• [Task statement]: Produce the listing below again, exactly as shown.

• [Task data]:
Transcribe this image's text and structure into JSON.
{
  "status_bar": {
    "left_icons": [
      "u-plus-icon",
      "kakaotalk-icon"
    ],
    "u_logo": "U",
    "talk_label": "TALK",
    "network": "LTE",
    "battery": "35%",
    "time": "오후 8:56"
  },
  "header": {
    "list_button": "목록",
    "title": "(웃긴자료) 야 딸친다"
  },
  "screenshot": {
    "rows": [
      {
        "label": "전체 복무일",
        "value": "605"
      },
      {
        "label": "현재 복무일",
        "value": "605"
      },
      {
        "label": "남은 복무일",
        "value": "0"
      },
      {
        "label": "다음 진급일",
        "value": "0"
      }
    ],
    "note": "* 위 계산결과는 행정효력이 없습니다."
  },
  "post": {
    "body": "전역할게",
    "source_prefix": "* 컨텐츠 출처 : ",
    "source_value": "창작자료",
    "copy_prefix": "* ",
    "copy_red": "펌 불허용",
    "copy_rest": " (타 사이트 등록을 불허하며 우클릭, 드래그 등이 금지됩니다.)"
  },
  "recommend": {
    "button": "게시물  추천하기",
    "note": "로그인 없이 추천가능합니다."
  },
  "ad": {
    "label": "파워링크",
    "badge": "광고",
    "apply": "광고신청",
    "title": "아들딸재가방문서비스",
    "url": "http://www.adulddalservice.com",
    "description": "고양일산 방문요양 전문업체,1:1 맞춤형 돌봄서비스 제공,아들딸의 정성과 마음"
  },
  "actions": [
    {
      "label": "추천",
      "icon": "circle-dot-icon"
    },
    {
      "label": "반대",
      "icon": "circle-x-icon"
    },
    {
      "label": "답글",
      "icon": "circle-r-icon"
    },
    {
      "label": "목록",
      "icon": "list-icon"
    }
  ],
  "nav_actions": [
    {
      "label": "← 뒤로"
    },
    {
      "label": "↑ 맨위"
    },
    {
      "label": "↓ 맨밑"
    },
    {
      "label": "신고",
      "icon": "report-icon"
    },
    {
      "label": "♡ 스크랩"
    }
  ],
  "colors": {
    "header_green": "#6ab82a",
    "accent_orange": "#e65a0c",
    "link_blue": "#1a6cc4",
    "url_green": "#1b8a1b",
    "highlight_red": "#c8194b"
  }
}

• [Exercise answer]:
Transcribe this image's text and structure into JSON.
{
  "status_bar": {
    "left_icons": [
      "u-plus-icon",
      "kakaotalk-icon"
    ],
    "u_logo": "U",
    "talk_label": "TALK",
    "network": "LTE",
    "battery": "35%",
    "time": "오후 8:56"
  },
  "header": {
    "list_button": "목록",
    "title": "(웃긴자료) 야 딸친다"
  },
  "screenshot": {
    "rows": [
      {
        "label": "전체 복무일",
        "value": "605"
      },
      {
        "label": "현재 복무일",
        "value": "605"
      },
      {
        "label": "남은 복무일",
        "value": "0"
      },
      {
        "label": "다음 진급일",
        "value": "0"
      }
    ],
    "note": "* 위 계산결과는 행정효력이 없습니다."
  },
  "post": {
    "body": "전역할게",
    "source_prefix": "* 컨텐츠 출처 : ",
    "source_value": "창작자료",
    "copy_prefix": "* ",
    "copy_red": "펌 불허용",
    "copy_rest": " (타 사이트 등록을 불허하며 우클릭, 드래그 등이 금지됩니다.)"
  },
  "recommend": {
    "button": "게시물  추천하기",
    "note": "로그인 없이 추천가능합니다."
  },
  "ad": {
    "label": "파워링크",
    "badge": "광고",
    "apply": "광고신청",
    "title": "아들딸재가방문서비스",
    "url": "http://www.adulddalservice.com",
    "description": "고양일산 방문요양 전문업체,1:1 맞춤형 돌봄서비스 제공,아들딸의 정성과 마음"
  },
  "actions": [
    {
      "label": "추천",
      "icon": "circle-dot-icon"
    },
    {
      "label": "반대",
      "icon": "circle-x-icon"
    },
    {
      "label": "답글",
      "icon": "circle-r-icon"
    },
    {
      "label": "목록",
      "icon": "list-icon"
    }
  ],
  "nav_actions": [
    {
      "label": "← 뒤로"
    },
    {
      "label": "↑ 맨위"
    },
    {
      "label": "↓ 맨밑"
    },
    {
      "label": "신고",
      "icon": "report-icon"
    },
    {
      "label": "♡ 스크랩"
    }
  ],
  "colors": {
    "header_green": "#6ab82a",
    "accent_orange": "#e65a0c",
    "link_blue": "#1a6cc4",
    "url_green": "#1b8a1b",
    "highlight_red": "#c8194b"
  }
}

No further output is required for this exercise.